#### Required work
Read the data below. Every line holding the string "quality" must be copied.

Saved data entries

====

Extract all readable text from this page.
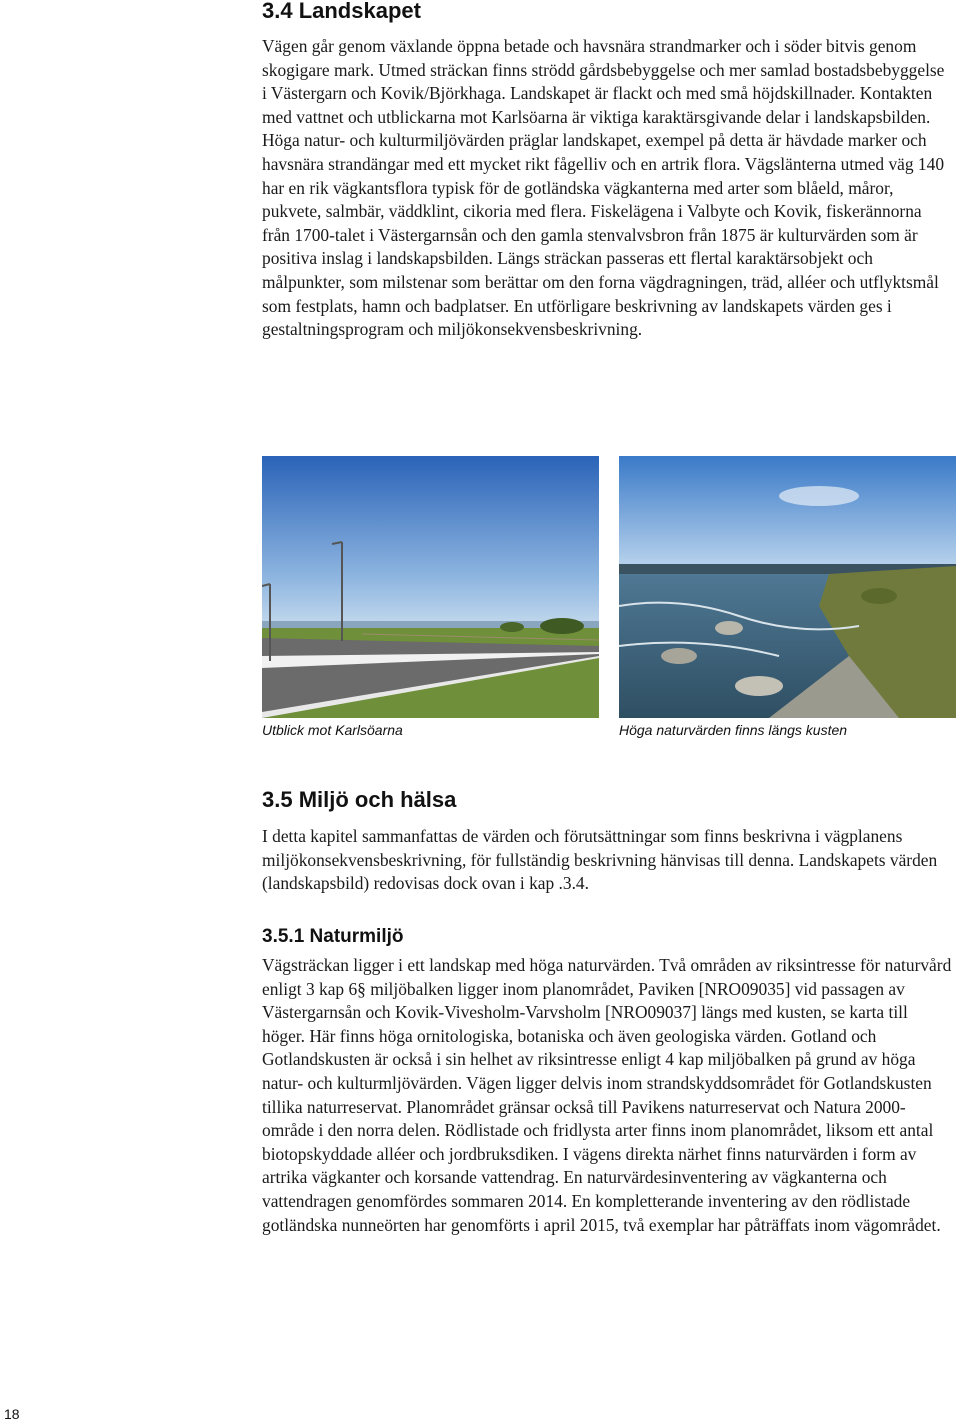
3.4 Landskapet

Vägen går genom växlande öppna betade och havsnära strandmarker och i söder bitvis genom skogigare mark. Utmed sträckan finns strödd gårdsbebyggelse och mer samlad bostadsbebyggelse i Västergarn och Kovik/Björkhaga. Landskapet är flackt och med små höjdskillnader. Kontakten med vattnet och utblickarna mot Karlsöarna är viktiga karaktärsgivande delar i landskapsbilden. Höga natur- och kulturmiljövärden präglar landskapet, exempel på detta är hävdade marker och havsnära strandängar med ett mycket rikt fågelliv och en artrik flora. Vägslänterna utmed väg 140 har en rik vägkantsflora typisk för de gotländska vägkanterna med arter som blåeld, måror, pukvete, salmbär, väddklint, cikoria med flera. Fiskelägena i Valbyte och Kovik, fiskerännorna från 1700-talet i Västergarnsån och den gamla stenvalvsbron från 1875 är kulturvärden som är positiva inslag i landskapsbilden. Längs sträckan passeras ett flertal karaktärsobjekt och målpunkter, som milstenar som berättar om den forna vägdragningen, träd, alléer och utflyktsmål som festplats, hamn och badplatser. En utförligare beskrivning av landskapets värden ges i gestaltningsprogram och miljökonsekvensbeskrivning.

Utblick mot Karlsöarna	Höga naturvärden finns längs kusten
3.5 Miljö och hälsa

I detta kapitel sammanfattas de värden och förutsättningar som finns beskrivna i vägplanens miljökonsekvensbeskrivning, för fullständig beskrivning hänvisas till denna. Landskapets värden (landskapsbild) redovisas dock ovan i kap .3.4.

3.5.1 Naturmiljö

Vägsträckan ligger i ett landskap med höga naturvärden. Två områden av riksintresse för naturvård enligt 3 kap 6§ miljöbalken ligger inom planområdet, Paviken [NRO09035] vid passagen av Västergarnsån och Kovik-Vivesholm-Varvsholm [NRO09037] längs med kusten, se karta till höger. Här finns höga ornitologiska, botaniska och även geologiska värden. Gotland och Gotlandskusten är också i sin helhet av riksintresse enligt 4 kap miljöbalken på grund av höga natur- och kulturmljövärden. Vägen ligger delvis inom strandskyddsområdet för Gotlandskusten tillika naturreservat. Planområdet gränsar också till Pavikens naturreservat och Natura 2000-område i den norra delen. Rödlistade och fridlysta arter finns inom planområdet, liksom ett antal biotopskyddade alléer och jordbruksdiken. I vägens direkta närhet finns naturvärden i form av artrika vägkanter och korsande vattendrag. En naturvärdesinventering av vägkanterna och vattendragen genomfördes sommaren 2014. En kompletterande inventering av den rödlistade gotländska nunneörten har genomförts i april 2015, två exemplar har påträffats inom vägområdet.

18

====

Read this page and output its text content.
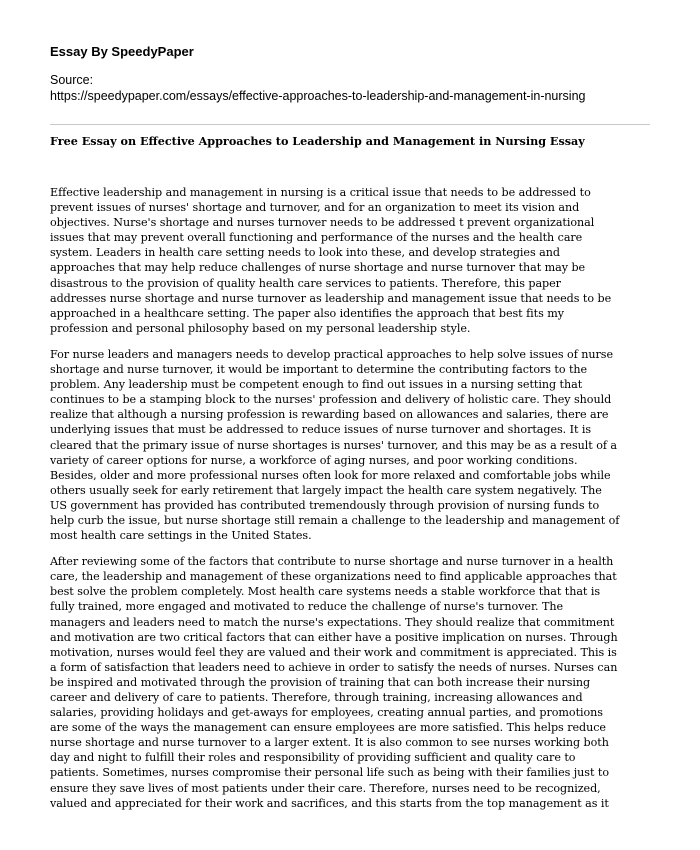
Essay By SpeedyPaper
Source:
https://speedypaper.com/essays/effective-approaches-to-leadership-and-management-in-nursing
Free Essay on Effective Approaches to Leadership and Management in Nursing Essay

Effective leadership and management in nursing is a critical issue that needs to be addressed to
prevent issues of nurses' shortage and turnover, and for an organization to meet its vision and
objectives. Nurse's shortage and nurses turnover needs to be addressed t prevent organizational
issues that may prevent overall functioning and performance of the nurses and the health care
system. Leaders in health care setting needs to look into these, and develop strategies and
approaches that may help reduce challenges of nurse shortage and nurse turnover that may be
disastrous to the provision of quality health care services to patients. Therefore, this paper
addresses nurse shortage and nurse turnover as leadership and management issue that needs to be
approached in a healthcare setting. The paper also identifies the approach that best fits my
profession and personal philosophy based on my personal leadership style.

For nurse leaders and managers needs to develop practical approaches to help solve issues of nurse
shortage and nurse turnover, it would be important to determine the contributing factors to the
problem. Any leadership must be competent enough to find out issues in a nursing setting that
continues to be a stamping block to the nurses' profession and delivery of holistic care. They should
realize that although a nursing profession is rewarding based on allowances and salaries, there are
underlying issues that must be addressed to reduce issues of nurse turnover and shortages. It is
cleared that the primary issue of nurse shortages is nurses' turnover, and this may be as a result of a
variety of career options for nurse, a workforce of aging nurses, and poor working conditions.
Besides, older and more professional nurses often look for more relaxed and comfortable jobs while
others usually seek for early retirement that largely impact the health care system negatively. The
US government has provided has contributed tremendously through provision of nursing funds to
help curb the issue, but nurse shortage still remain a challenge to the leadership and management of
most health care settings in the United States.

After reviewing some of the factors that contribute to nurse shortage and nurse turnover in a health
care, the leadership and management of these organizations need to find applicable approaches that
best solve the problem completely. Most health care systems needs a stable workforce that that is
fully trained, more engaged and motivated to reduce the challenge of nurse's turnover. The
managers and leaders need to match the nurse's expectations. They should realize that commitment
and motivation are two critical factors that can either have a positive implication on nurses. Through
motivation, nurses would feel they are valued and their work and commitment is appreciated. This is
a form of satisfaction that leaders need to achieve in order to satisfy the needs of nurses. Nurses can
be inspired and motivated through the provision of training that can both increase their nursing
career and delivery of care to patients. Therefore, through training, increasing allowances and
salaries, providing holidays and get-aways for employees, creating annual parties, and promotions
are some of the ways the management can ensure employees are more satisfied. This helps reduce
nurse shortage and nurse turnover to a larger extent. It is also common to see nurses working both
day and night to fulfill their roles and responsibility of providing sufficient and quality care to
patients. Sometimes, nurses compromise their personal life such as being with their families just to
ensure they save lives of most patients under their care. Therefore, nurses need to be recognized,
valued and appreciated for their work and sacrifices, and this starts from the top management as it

====

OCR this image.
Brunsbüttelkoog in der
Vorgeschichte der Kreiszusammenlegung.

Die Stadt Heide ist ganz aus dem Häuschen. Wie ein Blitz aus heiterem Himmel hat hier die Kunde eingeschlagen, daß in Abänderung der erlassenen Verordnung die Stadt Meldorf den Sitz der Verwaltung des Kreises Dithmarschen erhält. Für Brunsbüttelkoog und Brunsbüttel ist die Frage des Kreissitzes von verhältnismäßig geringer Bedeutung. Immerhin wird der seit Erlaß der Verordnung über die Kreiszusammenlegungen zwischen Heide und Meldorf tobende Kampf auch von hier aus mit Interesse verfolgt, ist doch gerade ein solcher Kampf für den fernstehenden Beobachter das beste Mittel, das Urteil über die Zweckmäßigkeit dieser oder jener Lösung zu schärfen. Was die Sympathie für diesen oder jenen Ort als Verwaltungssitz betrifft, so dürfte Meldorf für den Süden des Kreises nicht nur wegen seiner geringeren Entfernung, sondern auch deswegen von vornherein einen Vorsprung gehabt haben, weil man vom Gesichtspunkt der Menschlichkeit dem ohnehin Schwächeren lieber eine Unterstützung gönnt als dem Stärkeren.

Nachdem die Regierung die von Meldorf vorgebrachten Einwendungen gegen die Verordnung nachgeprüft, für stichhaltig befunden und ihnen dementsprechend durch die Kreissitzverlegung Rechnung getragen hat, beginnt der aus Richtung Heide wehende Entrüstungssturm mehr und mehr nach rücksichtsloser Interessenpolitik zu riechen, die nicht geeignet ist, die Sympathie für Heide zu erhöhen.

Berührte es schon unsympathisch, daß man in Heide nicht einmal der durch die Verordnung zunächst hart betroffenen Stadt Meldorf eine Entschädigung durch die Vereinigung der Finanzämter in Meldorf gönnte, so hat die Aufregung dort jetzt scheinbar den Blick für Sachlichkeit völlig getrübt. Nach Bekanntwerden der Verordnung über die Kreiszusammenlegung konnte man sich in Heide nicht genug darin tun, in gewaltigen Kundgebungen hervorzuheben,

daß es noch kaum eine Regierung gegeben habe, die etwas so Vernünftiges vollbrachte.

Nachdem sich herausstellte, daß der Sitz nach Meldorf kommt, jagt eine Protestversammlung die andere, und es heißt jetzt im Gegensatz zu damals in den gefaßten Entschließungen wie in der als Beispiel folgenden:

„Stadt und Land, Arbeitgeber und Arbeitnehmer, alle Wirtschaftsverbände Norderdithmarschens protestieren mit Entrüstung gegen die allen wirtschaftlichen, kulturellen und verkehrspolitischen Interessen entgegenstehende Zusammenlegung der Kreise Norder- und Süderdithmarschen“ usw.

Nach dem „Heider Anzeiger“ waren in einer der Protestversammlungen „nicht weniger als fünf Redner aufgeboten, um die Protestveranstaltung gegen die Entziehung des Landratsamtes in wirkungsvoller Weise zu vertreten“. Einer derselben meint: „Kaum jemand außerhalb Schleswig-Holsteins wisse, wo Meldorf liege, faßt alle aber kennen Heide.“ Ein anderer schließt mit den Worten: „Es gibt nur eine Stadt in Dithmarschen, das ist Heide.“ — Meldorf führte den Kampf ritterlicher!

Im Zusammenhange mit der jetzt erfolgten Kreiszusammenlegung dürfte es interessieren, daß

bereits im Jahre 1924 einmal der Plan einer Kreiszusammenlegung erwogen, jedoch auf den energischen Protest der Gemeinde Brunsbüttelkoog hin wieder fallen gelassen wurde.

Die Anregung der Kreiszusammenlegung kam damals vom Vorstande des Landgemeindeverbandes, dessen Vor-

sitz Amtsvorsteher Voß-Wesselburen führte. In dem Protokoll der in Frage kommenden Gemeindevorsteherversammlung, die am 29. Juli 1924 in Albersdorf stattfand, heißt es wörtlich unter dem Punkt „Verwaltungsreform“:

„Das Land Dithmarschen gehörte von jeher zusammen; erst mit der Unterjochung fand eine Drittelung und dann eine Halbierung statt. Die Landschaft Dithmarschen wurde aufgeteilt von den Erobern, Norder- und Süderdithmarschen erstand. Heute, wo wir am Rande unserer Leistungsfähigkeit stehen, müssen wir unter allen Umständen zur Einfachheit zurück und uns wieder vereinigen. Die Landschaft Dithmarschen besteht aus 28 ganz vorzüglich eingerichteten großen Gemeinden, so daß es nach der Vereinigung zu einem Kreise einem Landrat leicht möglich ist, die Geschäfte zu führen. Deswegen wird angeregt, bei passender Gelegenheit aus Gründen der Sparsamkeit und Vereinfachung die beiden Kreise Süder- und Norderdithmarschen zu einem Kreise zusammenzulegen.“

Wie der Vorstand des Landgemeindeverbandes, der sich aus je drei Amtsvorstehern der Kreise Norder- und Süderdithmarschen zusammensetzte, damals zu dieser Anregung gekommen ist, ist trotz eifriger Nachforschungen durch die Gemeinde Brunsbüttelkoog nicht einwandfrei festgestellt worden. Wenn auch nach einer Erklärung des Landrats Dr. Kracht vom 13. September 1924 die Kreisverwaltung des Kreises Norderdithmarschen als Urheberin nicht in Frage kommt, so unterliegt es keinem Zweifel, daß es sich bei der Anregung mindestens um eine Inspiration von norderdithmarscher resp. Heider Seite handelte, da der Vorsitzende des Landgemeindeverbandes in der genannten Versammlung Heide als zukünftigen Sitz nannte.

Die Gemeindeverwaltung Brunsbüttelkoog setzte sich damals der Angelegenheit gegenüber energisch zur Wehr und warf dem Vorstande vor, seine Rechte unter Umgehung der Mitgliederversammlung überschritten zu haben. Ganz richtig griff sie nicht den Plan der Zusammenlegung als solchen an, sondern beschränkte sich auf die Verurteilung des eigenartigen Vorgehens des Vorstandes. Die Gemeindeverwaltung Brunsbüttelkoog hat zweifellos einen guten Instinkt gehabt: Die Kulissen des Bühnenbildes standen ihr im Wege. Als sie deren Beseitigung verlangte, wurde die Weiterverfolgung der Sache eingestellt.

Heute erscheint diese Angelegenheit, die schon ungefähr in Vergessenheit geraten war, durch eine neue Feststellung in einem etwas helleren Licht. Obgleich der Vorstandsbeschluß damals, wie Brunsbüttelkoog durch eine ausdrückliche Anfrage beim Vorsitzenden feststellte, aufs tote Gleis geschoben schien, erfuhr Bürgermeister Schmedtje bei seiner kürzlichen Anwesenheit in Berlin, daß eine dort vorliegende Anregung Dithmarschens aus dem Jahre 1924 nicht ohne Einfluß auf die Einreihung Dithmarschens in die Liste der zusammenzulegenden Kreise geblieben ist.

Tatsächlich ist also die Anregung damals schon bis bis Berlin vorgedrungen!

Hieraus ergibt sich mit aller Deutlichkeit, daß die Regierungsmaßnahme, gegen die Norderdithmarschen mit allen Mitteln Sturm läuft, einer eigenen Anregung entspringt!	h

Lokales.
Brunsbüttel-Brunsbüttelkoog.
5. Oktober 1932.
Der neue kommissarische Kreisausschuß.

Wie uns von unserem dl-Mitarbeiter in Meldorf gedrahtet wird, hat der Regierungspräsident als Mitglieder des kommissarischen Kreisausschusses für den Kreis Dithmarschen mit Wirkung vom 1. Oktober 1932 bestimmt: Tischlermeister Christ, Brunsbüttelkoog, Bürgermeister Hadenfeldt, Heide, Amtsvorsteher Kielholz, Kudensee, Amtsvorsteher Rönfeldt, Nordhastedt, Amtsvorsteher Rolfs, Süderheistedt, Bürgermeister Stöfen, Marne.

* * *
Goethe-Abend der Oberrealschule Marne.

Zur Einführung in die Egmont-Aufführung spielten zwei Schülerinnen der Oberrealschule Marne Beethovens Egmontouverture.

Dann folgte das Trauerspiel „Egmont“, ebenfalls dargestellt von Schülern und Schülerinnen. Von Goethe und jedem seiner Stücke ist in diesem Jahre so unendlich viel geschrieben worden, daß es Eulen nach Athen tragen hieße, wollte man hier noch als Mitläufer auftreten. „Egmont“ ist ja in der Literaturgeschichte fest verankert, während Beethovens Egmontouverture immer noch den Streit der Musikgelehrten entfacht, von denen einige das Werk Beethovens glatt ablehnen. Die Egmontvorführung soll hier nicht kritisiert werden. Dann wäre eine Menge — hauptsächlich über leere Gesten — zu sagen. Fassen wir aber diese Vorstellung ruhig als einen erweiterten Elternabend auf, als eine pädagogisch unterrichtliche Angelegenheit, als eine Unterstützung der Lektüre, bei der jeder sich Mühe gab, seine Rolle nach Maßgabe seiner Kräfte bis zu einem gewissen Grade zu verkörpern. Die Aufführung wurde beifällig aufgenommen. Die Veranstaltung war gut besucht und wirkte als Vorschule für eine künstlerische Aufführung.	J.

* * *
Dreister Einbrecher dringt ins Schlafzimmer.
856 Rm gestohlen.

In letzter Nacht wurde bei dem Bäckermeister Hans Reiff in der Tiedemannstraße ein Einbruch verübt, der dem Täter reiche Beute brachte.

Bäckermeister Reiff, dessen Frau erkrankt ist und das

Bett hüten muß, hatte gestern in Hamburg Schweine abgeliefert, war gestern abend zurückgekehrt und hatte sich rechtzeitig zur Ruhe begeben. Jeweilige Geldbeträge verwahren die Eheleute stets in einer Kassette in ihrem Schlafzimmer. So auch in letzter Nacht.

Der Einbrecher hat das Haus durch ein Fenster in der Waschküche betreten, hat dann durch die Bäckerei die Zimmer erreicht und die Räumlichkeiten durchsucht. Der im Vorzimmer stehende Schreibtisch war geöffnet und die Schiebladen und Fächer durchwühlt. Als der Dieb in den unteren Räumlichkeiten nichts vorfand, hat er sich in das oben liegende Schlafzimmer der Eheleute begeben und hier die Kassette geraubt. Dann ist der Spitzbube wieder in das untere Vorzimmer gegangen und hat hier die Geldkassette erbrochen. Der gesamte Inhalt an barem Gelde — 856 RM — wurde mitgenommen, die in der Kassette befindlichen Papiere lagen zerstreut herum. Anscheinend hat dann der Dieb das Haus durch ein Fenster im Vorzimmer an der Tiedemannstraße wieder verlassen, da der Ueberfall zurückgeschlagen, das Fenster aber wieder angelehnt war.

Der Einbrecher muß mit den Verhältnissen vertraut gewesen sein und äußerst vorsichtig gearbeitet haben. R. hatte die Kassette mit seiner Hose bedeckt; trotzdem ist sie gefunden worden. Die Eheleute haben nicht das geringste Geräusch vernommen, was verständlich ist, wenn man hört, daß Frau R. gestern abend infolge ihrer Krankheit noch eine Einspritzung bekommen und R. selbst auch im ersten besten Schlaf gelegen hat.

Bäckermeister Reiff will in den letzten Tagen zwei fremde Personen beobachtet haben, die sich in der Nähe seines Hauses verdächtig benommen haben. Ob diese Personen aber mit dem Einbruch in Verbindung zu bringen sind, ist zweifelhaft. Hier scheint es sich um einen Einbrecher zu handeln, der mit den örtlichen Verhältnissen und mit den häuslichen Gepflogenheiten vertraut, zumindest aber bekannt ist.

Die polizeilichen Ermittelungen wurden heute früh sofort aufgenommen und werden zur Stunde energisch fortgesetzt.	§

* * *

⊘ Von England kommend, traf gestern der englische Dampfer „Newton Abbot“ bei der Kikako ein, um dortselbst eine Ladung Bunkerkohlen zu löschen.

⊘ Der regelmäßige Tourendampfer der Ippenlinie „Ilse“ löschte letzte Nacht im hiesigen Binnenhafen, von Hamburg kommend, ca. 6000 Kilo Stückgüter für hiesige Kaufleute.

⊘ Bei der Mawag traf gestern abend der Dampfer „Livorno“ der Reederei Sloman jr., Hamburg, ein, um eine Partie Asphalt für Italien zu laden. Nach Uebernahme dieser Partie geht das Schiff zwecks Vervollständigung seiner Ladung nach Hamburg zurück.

====

#### Solved exercise
disastrous to the provision of quality health care services to patients. Therefore, this paper
day and night to fulfill their roles and responsibility of providing sufficient and quality care to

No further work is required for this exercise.